■ TASK TO CARRY OUT ■
Count every line that holds the string "Session", and report the number alone.

■ RAW RECORDS ■
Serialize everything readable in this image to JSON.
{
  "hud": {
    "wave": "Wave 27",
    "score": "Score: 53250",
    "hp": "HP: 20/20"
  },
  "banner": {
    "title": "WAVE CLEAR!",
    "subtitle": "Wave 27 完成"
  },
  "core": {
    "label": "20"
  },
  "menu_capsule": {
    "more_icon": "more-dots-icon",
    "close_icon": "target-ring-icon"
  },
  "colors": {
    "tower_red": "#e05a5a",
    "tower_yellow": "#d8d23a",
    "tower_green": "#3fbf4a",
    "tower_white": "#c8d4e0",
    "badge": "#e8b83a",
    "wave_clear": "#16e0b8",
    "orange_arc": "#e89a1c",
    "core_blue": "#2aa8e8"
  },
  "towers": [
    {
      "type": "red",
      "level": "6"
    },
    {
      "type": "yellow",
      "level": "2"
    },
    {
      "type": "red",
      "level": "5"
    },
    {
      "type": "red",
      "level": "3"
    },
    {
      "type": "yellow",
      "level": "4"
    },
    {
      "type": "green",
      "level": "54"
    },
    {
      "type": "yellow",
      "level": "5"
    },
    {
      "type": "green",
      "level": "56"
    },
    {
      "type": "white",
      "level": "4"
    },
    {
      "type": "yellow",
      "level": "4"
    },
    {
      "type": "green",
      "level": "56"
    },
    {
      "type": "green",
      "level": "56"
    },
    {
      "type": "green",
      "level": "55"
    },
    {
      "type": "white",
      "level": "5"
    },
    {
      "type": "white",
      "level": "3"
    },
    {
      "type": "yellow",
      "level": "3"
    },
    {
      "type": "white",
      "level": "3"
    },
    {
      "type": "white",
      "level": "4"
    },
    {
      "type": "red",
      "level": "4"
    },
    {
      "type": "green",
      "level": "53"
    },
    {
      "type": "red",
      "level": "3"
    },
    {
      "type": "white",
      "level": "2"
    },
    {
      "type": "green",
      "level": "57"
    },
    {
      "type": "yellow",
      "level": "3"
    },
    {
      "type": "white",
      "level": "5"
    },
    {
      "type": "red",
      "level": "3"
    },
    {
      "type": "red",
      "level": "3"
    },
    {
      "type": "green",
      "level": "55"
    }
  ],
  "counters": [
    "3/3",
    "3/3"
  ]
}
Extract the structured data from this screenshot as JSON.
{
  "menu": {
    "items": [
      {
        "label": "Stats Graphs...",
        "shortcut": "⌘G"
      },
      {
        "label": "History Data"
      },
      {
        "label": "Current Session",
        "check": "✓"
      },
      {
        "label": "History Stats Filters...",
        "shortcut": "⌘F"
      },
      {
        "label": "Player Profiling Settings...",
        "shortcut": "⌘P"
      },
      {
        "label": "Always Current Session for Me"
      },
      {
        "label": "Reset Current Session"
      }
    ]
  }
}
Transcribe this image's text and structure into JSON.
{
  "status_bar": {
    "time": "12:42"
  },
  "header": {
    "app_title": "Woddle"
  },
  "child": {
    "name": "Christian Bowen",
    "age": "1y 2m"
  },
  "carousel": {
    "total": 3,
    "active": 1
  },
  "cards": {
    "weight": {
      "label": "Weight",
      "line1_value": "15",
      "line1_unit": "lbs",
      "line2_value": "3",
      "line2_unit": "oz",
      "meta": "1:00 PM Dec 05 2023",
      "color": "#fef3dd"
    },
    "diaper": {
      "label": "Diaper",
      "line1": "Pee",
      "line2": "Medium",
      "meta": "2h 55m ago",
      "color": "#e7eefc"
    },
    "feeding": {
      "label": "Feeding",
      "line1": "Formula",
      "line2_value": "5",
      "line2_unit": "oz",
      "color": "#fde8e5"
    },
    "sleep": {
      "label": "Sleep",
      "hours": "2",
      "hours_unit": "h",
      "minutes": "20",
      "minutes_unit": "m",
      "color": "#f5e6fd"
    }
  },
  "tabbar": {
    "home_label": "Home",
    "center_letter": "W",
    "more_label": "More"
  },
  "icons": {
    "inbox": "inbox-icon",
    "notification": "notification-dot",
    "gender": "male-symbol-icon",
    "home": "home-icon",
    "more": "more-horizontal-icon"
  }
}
--
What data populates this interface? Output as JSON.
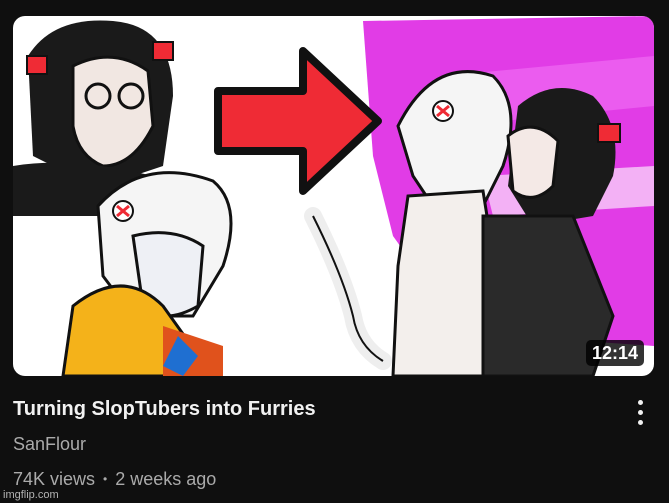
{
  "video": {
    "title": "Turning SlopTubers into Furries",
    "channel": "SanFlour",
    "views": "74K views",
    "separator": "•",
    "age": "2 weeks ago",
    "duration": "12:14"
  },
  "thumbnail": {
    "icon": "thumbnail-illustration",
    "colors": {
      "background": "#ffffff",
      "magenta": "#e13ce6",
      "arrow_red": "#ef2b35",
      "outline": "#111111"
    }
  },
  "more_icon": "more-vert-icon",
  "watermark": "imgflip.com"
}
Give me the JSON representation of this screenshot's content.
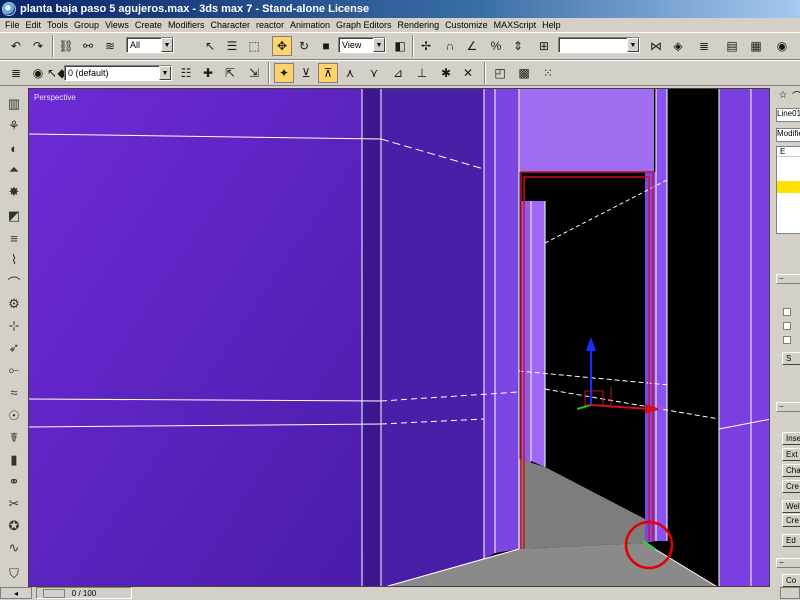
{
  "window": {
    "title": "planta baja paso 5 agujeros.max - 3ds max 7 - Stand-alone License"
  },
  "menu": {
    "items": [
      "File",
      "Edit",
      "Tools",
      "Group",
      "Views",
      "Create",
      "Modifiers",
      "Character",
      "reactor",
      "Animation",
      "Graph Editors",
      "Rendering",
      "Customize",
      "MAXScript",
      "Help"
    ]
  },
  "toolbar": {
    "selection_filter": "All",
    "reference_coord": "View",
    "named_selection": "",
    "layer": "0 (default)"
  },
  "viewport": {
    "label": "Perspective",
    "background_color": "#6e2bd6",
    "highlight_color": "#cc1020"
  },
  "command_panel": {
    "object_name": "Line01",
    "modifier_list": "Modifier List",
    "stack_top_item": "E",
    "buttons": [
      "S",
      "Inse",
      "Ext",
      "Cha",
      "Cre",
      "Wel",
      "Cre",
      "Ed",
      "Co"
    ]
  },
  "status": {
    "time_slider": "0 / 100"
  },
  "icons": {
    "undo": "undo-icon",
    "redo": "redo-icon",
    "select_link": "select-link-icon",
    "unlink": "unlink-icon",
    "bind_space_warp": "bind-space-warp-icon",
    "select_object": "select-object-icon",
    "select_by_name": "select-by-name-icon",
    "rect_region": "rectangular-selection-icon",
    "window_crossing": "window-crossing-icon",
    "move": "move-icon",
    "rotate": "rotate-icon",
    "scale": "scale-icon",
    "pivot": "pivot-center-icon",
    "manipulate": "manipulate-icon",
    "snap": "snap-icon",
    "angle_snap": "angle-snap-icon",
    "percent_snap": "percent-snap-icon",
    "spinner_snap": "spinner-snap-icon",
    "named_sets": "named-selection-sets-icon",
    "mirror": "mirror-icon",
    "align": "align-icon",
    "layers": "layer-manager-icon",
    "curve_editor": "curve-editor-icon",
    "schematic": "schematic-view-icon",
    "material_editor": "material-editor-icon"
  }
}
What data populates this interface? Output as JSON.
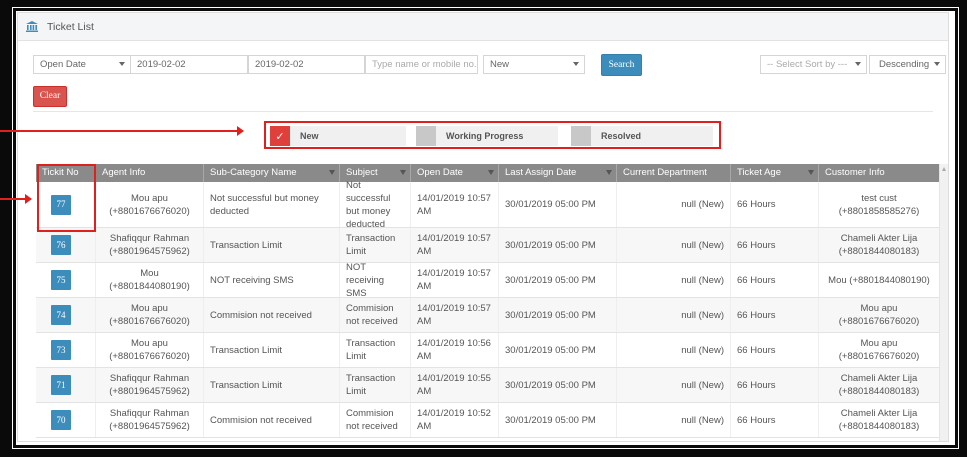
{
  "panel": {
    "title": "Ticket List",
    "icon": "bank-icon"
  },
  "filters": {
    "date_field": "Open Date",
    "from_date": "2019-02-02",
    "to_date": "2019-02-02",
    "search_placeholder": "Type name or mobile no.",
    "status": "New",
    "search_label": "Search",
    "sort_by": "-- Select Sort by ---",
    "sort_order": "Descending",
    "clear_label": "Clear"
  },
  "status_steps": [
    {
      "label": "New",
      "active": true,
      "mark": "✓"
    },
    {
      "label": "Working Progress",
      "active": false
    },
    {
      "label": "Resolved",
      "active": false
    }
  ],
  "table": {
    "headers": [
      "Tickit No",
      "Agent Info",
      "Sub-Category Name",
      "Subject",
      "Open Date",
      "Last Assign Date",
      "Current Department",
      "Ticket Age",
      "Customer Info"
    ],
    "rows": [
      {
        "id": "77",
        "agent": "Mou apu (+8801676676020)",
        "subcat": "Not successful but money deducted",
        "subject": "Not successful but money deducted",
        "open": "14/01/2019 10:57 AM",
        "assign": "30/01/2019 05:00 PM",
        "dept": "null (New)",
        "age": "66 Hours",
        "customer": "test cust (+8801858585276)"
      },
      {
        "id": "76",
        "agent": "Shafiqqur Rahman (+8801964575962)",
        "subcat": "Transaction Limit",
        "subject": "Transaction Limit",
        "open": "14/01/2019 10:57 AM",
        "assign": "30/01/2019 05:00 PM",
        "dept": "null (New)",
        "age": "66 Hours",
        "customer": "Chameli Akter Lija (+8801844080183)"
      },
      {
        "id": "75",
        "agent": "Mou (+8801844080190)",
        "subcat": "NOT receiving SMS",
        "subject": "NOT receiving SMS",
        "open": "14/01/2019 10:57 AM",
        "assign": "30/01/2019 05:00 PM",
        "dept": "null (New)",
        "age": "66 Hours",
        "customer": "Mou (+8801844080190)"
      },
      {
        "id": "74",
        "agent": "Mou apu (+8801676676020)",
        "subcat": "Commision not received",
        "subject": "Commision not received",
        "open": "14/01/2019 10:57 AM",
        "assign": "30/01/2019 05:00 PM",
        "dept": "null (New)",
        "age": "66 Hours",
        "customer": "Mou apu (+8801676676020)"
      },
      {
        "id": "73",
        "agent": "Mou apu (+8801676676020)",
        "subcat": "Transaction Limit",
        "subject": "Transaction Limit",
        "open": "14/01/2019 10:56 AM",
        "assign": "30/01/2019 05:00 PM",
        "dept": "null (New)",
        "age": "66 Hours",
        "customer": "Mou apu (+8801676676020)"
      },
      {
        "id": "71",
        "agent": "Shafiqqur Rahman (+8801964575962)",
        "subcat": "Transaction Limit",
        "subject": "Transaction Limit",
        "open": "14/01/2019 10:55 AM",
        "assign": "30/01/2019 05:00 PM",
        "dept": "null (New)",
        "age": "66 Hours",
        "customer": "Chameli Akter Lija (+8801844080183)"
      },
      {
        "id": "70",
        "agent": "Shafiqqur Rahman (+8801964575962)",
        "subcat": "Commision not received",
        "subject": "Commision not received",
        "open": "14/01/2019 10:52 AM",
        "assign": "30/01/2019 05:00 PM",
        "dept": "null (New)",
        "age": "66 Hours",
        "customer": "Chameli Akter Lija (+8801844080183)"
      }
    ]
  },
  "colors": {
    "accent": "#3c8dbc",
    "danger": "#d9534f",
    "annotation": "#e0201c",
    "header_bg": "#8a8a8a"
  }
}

■ RESPONSE TO THE TASK ■
3